● WORK TO BE COMPLETED
Transcribe every line of the listing below without any deviation.
## START EXTRACTED ENTRIES
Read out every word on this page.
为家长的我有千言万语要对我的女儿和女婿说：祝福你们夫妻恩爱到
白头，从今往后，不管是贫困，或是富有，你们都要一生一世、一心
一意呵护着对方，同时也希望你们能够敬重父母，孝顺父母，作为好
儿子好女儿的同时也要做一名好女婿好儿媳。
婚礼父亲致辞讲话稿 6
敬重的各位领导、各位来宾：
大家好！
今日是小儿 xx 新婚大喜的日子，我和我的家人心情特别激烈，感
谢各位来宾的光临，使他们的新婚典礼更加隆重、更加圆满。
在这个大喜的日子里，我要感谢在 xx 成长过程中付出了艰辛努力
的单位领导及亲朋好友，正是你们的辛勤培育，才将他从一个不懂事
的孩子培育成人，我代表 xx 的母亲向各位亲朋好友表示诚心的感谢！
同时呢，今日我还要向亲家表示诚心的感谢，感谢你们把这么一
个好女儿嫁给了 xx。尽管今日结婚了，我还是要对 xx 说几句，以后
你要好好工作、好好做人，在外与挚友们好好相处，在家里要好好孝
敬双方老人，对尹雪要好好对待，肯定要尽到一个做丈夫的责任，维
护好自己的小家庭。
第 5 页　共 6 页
## END EXTRACTED ENTRIES
● RESULT OF THE EXERCISE
Read out every word on this page.
为家长的我有千言万语要对我的女儿和女婿说：祝福你们夫妻恩爱到
白头，从今往后，不管是贫困，或是富有，你们都要一生一世、一心
一意呵护着对方，同时也希望你们能够敬重父母，孝顺父母，作为好
儿子好女儿的同时也要做一名好女婿好儿媳。
婚礼父亲致辞讲话稿 6
敬重的各位领导、各位来宾：
大家好！
今日是小儿 xx 新婚大喜的日子，我和我的家人心情特别激烈，感
谢各位来宾的光临，使他们的新婚典礼更加隆重、更加圆满。
在这个大喜的日子里，我要感谢在 xx 成长过程中付出了艰辛努力
的单位领导及亲朋好友，正是你们的辛勤培育，才将他从一个不懂事
的孩子培育成人，我代表 xx 的母亲向各位亲朋好友表示诚心的感谢！
同时呢，今日我还要向亲家表示诚心的感谢，感谢你们把这么一
个好女儿嫁给了 xx。尽管今日结婚了，我还是要对 xx 说几句，以后
你要好好工作、好好做人，在外与挚友们好好相处，在家里要好好孝
敬双方老人，对尹雪要好好对待，肯定要尽到一个做丈夫的责任，维
护好自己的小家庭。
第 5 页　共 6 页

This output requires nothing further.